*Written task 1*: Quote everything in the passage on the Dubai chaplaincy from "Although formally instituted" down to "Al Khaimah following.".
*Written task 2*: For each statement, answer yes or no on whether the passage on the Dubai chaplaincy supports it, and quote the words that decide it: (a) The chaplaincy belongs to the Anglican Diocese of Cyprus and the Gulf. (b) The Abu Dhabi chaplaincy has three churches. (c) Christ Church, Jebel Ali was consecrated in March 2002.

*Selected excerpt*:
The Chaplaincy of Dubai with Sharjah and the Northern Emirates is part of the Anglican Diocese of Cyprus and the Gulf.  The Chaplaincy consists of five churches in the United Arab Emirates:
 Holy Trinity Church, Dubai
 Christ Church, Jebel Ali - consecrated March 2002
 St Martin's Church, Sharjah
 St Luke's Church, Ras Al Khaimah
 St Nicholas' Church, Fujairah
The emirate of Abu Dhabi (also part of the UAE) is a separate chaplaincy with two churches
 St Andrew's Church in Abu Dhabi
 St Thomas' Church in Al Ain

Although formally instituted as the 'Chaplaincy of Dubai and Sharjah' on 5 April 1970, its history started during the 1960s and it is now known as the 'Chaplaincy of Dubai and Sharjah with the Northern Emirates'.  St. Martin's Anglican Church was started by the RAF in 1926 with Holy Trinity following on 13 December 1970.  Christ Church was created in 2002 in Jebel Ali, with St. Luke in Ras Al Khaimah following.

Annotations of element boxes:
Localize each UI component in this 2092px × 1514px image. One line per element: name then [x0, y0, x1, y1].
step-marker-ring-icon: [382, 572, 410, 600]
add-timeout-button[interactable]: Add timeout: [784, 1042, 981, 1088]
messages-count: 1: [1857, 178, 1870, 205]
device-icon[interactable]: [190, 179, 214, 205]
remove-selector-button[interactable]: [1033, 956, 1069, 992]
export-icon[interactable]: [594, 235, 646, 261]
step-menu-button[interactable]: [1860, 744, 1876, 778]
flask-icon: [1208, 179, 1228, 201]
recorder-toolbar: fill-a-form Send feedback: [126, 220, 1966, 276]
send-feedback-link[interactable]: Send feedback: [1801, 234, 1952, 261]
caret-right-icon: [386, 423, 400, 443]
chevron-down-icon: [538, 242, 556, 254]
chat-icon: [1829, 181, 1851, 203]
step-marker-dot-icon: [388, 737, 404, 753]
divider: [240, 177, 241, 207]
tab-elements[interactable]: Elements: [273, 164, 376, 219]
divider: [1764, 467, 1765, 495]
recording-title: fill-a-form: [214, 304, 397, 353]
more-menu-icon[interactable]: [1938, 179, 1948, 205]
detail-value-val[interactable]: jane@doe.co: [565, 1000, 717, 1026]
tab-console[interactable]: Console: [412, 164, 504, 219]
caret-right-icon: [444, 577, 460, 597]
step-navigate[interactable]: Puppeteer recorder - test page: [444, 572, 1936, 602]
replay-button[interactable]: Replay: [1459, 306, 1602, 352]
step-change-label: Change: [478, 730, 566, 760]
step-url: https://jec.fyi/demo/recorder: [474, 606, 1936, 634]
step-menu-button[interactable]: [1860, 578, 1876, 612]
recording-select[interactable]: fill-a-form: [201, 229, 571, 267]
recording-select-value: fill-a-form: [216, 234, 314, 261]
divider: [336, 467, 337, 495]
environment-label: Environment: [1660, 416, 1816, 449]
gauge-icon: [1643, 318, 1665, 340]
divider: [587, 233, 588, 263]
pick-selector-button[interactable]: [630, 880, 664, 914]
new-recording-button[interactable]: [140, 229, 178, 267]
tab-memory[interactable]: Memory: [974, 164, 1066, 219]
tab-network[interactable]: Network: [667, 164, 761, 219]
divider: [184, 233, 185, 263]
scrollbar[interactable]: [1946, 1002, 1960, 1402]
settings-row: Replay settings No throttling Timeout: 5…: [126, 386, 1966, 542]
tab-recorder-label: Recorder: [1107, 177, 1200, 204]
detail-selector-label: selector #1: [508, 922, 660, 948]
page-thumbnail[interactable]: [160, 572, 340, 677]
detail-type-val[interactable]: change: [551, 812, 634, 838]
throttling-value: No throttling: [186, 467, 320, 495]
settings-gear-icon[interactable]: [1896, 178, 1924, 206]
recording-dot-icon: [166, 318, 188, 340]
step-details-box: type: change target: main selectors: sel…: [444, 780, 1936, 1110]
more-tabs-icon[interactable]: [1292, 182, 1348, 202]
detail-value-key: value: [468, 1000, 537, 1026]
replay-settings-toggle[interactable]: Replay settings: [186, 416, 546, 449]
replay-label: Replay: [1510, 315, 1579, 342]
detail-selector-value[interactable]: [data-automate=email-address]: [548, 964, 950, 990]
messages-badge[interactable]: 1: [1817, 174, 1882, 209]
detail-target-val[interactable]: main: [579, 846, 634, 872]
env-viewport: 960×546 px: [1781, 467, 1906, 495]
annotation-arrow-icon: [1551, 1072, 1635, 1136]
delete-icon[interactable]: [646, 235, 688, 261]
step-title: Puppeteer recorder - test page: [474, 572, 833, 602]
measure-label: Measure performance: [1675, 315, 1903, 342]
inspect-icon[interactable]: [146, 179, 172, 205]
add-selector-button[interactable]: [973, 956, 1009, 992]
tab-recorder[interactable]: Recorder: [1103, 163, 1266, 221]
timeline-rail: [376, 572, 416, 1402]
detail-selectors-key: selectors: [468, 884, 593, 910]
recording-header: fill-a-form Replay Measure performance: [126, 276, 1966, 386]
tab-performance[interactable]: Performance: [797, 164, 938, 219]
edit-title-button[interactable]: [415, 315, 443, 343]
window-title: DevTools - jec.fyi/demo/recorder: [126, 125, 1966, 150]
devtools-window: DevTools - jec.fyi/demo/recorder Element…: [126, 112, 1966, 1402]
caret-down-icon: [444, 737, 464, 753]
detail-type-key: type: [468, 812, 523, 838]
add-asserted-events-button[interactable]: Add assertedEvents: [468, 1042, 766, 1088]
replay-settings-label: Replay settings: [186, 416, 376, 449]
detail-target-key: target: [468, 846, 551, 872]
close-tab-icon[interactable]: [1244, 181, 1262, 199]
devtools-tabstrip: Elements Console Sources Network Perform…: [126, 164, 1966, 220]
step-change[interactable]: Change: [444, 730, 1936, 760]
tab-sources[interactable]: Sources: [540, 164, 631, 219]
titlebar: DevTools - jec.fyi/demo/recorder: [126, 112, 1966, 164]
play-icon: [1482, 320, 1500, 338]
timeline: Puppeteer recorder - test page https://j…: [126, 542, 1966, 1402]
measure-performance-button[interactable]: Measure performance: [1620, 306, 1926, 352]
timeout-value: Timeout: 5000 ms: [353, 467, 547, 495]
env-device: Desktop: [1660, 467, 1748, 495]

*Exercise output 1*:
Although formally instituted as the 'Chaplaincy of Dubai and Sharjah' on 5 April 1970, its history started during the 1960s and it is now known as the 'Chaplaincy of Dubai and Sharjah with the Northern Emirates'.  St. Martin's Anglican Church was started by the RAF in 1926 with Holy Trinity following on 13 December 1970.  Christ Church was created in 2002 in Jebel Ali, with St. Luke in Ras Al Khaimah following.

*Exercise output 2*:
(a) Yes: "is part of the Anglican Diocese of Cyprus and the Gulf"
(b) No: "is a separate chaplaincy with two churches"
(c) Yes: "Christ Church, Jebel Ali - consecrated March 2002"